§ Exercise objective: Pick out every line in the data below that holds "What".

--- start Material for this exercise ---

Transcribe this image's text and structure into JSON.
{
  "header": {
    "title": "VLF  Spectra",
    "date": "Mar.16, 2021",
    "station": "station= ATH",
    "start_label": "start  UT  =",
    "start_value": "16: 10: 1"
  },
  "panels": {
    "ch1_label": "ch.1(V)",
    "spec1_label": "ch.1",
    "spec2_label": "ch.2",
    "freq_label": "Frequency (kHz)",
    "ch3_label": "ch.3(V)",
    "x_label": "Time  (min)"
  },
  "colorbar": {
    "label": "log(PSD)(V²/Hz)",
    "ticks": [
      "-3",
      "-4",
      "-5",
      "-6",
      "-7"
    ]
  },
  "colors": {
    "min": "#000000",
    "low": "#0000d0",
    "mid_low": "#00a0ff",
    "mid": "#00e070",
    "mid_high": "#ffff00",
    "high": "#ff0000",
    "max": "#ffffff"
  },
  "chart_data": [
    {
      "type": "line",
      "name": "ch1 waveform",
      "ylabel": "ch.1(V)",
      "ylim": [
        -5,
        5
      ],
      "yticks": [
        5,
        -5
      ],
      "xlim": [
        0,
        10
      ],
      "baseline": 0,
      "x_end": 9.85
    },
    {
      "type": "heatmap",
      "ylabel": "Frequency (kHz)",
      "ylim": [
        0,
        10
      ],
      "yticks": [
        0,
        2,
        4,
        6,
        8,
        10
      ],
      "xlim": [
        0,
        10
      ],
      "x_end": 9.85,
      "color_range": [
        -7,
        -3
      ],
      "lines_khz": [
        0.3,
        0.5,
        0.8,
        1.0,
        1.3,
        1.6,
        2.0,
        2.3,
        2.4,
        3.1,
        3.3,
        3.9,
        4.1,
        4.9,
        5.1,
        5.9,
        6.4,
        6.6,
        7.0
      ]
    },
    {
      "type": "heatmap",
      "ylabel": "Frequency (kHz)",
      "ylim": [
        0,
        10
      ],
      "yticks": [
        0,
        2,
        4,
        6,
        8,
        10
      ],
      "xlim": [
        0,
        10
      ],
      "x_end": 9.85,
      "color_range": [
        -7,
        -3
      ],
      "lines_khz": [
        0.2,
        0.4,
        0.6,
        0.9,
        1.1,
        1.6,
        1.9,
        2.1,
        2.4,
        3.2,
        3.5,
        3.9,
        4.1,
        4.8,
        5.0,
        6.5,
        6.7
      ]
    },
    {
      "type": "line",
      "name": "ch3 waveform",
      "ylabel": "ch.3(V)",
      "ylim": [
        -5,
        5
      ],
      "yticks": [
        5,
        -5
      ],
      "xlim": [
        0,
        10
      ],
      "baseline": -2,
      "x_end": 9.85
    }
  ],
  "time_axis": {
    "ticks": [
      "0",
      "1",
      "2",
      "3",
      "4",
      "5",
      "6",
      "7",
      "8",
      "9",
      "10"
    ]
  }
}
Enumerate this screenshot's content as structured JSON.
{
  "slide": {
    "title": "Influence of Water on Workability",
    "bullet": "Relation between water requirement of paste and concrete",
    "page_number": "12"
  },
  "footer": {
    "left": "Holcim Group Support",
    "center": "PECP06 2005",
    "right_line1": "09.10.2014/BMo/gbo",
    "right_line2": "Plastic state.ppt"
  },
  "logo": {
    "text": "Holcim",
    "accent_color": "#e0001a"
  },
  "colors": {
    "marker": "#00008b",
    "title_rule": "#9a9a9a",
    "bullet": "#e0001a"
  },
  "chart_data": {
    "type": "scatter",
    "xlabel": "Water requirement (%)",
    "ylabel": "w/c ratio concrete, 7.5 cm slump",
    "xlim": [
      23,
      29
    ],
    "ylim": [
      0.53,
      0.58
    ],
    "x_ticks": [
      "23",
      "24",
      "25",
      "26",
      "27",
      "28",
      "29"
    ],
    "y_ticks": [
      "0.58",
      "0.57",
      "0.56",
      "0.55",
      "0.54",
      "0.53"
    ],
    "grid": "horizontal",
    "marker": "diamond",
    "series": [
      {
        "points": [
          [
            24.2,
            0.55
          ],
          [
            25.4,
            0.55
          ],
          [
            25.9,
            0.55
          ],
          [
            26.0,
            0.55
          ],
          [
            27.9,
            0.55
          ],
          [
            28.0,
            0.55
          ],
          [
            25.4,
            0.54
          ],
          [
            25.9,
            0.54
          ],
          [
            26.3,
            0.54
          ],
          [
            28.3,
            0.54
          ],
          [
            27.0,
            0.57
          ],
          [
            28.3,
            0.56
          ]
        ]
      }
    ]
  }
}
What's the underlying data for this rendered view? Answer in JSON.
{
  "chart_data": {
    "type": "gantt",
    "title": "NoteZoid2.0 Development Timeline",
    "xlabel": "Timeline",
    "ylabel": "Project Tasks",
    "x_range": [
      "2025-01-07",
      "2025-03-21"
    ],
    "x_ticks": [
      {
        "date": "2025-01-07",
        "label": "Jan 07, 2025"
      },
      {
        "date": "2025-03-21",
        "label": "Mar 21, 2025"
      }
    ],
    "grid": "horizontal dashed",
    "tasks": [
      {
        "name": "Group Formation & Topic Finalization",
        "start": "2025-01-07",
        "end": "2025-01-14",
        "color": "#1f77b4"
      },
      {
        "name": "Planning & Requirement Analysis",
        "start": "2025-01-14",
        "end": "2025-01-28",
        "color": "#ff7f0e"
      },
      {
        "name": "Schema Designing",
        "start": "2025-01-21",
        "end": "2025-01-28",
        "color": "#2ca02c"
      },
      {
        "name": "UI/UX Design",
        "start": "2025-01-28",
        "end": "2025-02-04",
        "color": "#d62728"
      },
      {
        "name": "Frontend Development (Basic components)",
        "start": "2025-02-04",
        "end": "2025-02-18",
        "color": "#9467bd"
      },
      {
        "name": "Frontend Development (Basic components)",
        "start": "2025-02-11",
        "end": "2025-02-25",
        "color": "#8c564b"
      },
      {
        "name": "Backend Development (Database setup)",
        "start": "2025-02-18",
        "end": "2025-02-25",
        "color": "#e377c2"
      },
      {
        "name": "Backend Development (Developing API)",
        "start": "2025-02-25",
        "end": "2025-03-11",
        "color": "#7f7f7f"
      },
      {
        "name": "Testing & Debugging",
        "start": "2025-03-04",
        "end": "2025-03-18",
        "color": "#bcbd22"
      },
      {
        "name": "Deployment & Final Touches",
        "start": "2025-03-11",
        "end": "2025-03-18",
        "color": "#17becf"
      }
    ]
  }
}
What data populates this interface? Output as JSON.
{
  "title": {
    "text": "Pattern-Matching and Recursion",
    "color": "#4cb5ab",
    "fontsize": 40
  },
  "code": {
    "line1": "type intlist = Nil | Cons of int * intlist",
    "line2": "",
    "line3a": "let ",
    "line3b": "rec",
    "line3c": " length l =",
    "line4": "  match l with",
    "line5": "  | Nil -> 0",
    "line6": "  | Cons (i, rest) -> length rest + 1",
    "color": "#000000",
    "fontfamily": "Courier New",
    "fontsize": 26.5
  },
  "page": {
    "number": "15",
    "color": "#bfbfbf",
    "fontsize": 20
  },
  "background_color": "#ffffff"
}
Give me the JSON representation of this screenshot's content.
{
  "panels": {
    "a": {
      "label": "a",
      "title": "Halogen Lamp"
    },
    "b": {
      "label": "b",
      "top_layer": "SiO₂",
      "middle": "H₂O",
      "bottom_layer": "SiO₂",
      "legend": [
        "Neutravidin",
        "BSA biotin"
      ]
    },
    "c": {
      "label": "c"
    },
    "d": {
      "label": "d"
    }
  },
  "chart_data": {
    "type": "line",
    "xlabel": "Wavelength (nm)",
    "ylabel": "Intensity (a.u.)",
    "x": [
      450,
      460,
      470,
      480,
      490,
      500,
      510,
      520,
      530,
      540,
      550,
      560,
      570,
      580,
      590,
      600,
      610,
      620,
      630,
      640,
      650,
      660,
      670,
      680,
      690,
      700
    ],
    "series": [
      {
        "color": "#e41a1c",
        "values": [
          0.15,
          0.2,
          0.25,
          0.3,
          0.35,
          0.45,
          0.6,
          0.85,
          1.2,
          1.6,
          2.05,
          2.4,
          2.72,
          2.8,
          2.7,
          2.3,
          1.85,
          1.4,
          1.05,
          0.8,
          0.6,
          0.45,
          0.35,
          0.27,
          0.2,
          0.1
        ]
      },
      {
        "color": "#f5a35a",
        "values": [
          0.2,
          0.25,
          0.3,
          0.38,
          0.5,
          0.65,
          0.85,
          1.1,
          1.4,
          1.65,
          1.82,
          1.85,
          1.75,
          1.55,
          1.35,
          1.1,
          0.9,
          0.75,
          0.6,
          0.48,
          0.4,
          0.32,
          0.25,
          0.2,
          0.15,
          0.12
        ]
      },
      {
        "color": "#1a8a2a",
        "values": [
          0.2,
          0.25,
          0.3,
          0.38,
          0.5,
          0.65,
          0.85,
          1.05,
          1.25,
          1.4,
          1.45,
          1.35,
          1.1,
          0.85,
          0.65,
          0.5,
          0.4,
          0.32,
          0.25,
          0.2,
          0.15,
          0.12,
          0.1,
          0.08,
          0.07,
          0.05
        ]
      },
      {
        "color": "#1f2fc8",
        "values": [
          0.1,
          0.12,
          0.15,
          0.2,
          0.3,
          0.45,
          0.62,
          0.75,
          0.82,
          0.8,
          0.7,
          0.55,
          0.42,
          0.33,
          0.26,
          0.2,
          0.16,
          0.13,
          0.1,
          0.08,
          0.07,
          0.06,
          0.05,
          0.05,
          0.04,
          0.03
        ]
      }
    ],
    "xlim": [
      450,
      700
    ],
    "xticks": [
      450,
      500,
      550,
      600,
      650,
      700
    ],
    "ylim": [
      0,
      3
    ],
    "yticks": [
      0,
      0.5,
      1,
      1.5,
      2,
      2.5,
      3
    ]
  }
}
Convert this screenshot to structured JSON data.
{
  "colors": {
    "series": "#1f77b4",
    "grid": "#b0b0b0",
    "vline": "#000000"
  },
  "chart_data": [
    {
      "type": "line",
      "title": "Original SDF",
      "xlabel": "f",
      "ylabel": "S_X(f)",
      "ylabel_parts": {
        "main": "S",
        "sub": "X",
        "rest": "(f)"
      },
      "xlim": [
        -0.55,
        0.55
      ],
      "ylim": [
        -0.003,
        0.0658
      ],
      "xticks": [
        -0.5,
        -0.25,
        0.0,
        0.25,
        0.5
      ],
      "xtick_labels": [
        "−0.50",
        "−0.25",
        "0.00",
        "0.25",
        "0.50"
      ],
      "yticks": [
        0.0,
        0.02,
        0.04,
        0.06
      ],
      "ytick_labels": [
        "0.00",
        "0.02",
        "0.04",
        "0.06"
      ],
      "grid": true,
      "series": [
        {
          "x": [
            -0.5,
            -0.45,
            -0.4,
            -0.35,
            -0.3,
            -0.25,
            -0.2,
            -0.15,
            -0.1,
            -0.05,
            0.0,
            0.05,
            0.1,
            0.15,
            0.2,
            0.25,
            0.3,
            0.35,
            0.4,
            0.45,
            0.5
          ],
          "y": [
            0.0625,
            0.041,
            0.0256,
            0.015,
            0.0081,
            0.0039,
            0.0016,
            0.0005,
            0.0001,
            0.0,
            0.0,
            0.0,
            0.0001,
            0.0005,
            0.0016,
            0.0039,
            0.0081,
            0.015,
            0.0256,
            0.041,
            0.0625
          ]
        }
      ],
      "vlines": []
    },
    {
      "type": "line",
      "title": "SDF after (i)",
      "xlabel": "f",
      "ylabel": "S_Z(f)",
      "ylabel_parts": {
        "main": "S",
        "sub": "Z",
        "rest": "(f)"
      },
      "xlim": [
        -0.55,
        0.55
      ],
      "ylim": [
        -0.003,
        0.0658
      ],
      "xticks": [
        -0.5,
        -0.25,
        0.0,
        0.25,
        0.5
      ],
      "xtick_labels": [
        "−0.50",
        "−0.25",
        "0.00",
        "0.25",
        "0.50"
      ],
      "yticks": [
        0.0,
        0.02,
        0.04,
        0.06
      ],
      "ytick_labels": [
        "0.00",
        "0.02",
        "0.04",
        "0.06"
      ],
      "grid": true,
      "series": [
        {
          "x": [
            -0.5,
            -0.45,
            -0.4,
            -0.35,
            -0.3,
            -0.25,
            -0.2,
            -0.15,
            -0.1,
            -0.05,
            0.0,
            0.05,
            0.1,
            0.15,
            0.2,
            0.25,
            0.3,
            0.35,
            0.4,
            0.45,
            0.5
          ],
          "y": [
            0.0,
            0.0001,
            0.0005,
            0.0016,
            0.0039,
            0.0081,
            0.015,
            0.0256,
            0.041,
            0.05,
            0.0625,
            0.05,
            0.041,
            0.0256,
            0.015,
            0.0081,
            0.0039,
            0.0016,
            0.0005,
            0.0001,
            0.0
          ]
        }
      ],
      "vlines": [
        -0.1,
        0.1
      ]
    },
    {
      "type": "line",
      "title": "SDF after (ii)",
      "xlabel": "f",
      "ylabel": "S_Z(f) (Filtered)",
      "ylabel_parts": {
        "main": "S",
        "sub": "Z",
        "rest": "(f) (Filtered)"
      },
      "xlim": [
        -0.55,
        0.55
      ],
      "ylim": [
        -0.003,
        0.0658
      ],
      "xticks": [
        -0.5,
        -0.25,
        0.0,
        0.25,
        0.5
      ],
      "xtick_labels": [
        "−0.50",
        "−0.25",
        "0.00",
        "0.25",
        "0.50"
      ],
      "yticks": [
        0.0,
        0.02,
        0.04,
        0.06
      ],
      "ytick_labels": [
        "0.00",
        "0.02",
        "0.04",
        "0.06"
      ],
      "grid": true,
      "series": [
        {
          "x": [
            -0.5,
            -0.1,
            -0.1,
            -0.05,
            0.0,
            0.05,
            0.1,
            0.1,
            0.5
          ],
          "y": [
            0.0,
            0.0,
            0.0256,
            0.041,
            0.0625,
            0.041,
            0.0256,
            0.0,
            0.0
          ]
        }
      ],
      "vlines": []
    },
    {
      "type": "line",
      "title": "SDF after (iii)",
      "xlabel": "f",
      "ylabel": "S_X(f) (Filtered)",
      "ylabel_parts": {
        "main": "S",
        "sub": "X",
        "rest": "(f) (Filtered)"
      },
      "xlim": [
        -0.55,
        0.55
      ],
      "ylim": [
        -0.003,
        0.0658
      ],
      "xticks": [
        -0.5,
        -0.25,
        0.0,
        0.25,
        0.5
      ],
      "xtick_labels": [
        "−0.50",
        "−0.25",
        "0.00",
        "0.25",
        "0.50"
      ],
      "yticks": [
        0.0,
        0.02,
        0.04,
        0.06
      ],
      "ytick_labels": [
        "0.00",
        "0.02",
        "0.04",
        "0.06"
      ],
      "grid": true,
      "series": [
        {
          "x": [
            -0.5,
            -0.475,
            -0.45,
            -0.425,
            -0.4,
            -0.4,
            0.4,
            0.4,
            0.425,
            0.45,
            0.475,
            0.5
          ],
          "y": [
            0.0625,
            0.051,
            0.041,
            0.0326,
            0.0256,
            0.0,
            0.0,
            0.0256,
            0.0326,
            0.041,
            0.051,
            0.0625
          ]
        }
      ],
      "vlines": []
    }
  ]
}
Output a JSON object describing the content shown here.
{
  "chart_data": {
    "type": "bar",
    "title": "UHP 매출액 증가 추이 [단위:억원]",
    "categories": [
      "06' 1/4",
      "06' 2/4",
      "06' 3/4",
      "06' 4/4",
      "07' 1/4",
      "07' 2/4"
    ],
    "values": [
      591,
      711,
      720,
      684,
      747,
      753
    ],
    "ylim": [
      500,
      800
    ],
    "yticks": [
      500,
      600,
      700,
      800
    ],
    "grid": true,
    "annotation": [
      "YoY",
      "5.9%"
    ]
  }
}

--- end Material for this exercise ---

§ Response to the task:
What's the underlying data for this rendered view? Answer in JSON.
What data populates this interface? Output as JSON.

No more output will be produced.